◆ **Your objective**
Where a line contains the string "status", copy that line.

Stored items
- - - - - - -
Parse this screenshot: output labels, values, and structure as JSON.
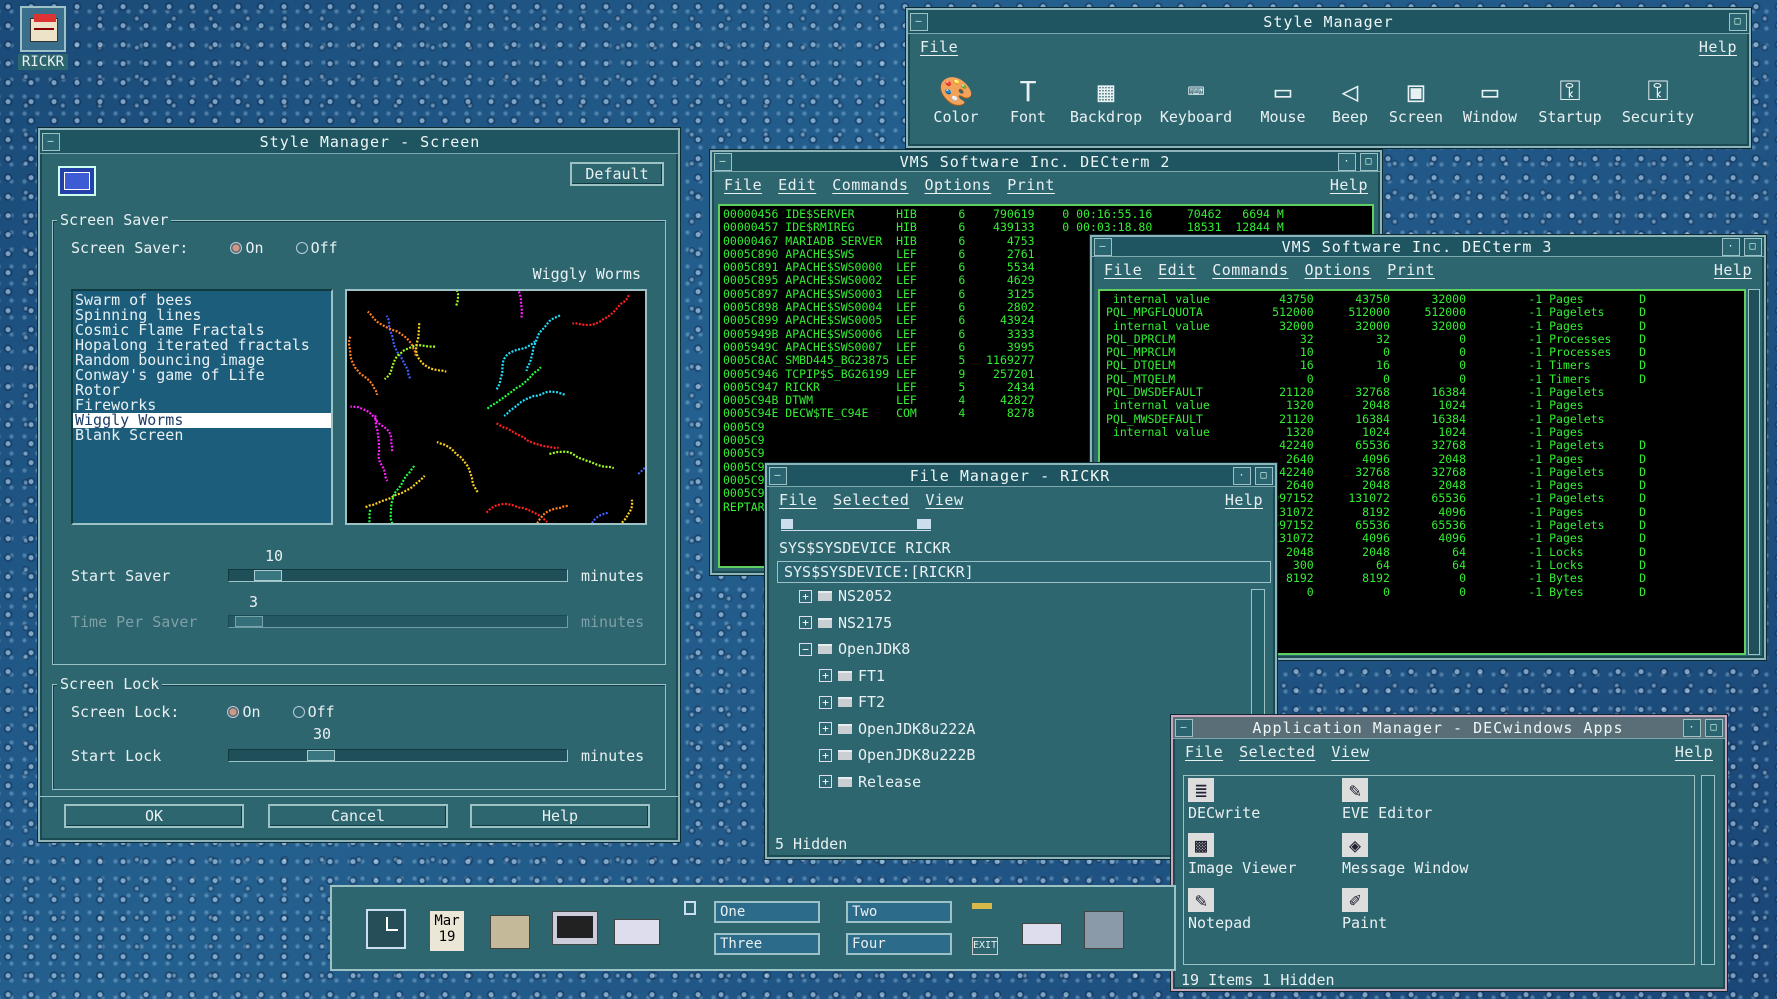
{
  "desktop": {
    "home_icon_label": "RICKR"
  },
  "style_manager": {
    "title": "Style Manager",
    "menu": [
      "File",
      "Help"
    ],
    "tools": [
      {
        "label": "Color",
        "icon": "palette-icon"
      },
      {
        "label": "Font",
        "icon": "font-icon"
      },
      {
        "label": "Backdrop",
        "icon": "backdrop-icon"
      },
      {
        "label": "Keyboard",
        "icon": "keyboard-icon"
      },
      {
        "label": "Mouse",
        "icon": "mouse-icon"
      },
      {
        "label": "Beep",
        "icon": "speaker-icon"
      },
      {
        "label": "Screen",
        "icon": "monitor-icon"
      },
      {
        "label": "Window",
        "icon": "window-icon"
      },
      {
        "label": "Startup",
        "icon": "key-icon"
      },
      {
        "label": "Security",
        "icon": "security-icon"
      }
    ]
  },
  "screen_dialog": {
    "title": "Style Manager - Screen",
    "default_btn": "Default",
    "saver_group": "Screen Saver",
    "saver_label": "Screen Saver:",
    "on": "On",
    "off": "Off",
    "saver_on": true,
    "preview_title": "Wiggly Worms",
    "savers": [
      "Swarm of bees",
      "Spinning lines",
      "Cosmic Flame Fractals",
      "Hopalong iterated fractals",
      "Random bouncing image",
      "Conway's game of Life",
      "Rotor",
      "Fireworks",
      "Wiggly Worms",
      "Blank Screen"
    ],
    "selected_saver": "Wiggly Worms",
    "start_saver_label": "Start Saver",
    "start_saver_value": "10",
    "start_saver_fraction": 0.08,
    "time_per_saver_label": "Time Per Saver",
    "time_per_saver_value": "3",
    "time_per_saver_fraction": 0.02,
    "minutes": "minutes",
    "lock_group": "Screen Lock",
    "lock_label": "Screen Lock:",
    "lock_on": true,
    "start_lock_label": "Start Lock",
    "start_lock_value": "30",
    "start_lock_fraction": 0.25,
    "ok": "OK",
    "cancel": "Cancel",
    "help": "Help"
  },
  "decterm2": {
    "title": "VMS Software Inc. DECterm 2",
    "menu": [
      "File",
      "Edit",
      "Commands",
      "Options",
      "Print",
      "Help"
    ],
    "lines": [
      "00000456 IDE$SERVER      HIB      6    790619    0 00:16:55.16     70462   6694 M",
      "00000457 IDE$RMIREG      HIB      6    439133    0 00:03:18.80     18531  12844 M",
      "00000467 MARIADB SERVER  HIB      6      4753",
      "0005C890 APACHE$SWS      LEF      6      2761",
      "0005C891 APACHE$SWS0000  LEF      6      5534",
      "0005C895 APACHE$SWS0002  LEF      6      4629",
      "0005C897 APACHE$SWS0003  LEF      6      3125",
      "0005C898 APACHE$SWS0004  LEF      6      2802",
      "0005C899 APACHE$SWS0005  LEF      6     43924",
      "0005949B APACHE$SWS0006  LEF      6      3333",
      "0005949C APACHE$SWS0007  LEF      6      3995",
      "0005C8AC SMBD445_BG23875 LEF      5   1169277",
      "0005C946 TCPIP$S_BG26199 LEF      9    257201",
      "0005C947 RICKR           LEF      5      2434",
      "0005C94B DTWM            LEF      4     42827",
      "0005C94E DECW$TE_C94E    COM      4      8278",
      "0005C9",
      "0005C9",
      "0005C9",
      "0005C9",
      "0005C9",
      "0005C9",
      "REPTAR"
    ]
  },
  "decterm3": {
    "title": "VMS Software Inc. DECterm 3",
    "menu": [
      "File",
      "Edit",
      "Commands",
      "Options",
      "Print",
      "Help"
    ],
    "lines": [
      " internal value          43750      43750      32000         -1 Pages        D",
      "PQL_MPGFLQUOTA          512000     512000     512000         -1 Pagelets     D",
      " internal value          32000      32000      32000         -1 Pages        D",
      "PQL_DPRCLM                  32         32          0         -1 Processes    D",
      "PQL_MPRCLM                  10          0          0         -1 Processes    D",
      "PQL_DTQELM                  16         16          0         -1 Timers       D",
      "PQL_MTQELM                   0          0          0         -1 Timers       D",
      "PQL_DWSDEFAULT           21120      32768      16384         -1 Pagelets",
      " internal value           1320       2048       1024         -1 Pages",
      "PQL_MWSDEFAULT           21120      16384      16384         -1 Pagelets",
      " internal value           1320       1024       1024         -1 Pages",
      "                         42240      65536      32768         -1 Pagelets     D",
      "                          2640       4096       2048         -1 Pages        D",
      "                         42240      32768      32768         -1 Pagelets     D",
      "                          2640       2048       2048         -1 Pages        D",
      "                       2097152     131072      65536         -1 Pagelets     D",
      "                        131072       8192       4096         -1 Pages        D",
      "                       2097152      65536      65536         -1 Pagelets     D",
      "                        131072       4096       4096         -1 Pages        D",
      "                          2048       2048         64         -1 Locks        D",
      "                           300         64         64         -1 Locks        D",
      "                          8192       8192          0         -1 Bytes        D",
      "                             0          0          0         -1 Bytes        D"
    ]
  },
  "file_manager": {
    "title": "File Manager - RICKR",
    "menu": [
      "File",
      "Selected",
      "View",
      "Help"
    ],
    "path_label": "SYS$SYSDEVICE RICKR",
    "path_field": "SYS$SYSDEVICE:[RICKR]",
    "tree": [
      {
        "name": "NS2052",
        "sign": "+",
        "level": 0
      },
      {
        "name": "NS2175",
        "sign": "+",
        "level": 0
      },
      {
        "name": "OpenJDK8",
        "sign": "−",
        "level": 0
      },
      {
        "name": "FT1",
        "sign": "+",
        "level": 1
      },
      {
        "name": "FT2",
        "sign": "+",
        "level": 1
      },
      {
        "name": "OpenJDK8u222A",
        "sign": "+",
        "level": 1
      },
      {
        "name": "OpenJDK8u222B",
        "sign": "+",
        "level": 1
      },
      {
        "name": "Release",
        "sign": "+",
        "level": 1
      }
    ],
    "status": "5 Hidden"
  },
  "app_manager": {
    "title": "Application Manager - DECwindows Apps",
    "menu": [
      "File",
      "Selected",
      "View",
      "Help"
    ],
    "items": [
      {
        "label": "DECwrite",
        "icon": "document-icon"
      },
      {
        "label": "EVE Editor",
        "icon": "editor-icon"
      },
      {
        "label": "Image Viewer",
        "icon": "image-icon"
      },
      {
        "label": "Message Window",
        "icon": "message-icon"
      },
      {
        "label": "Notepad",
        "icon": "notepad-icon"
      },
      {
        "label": "Paint",
        "icon": "paint-icon"
      }
    ],
    "status": "19 Items 1 Hidden"
  },
  "front_panel": {
    "date_month": "Mar",
    "date_day": "19",
    "workspaces": [
      "One",
      "Two",
      "Three",
      "Four"
    ],
    "exit_label": "EXIT"
  },
  "colors": {
    "window_bg": "#2e6670",
    "terminal_fg": "#33ee33",
    "app_mgr_frame": "#c9a6c0"
  }
}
- - - - - - -
◆ **Exercise solution**
    "status": "5 Hidden"
    "status": "19 Items 1 Hidden"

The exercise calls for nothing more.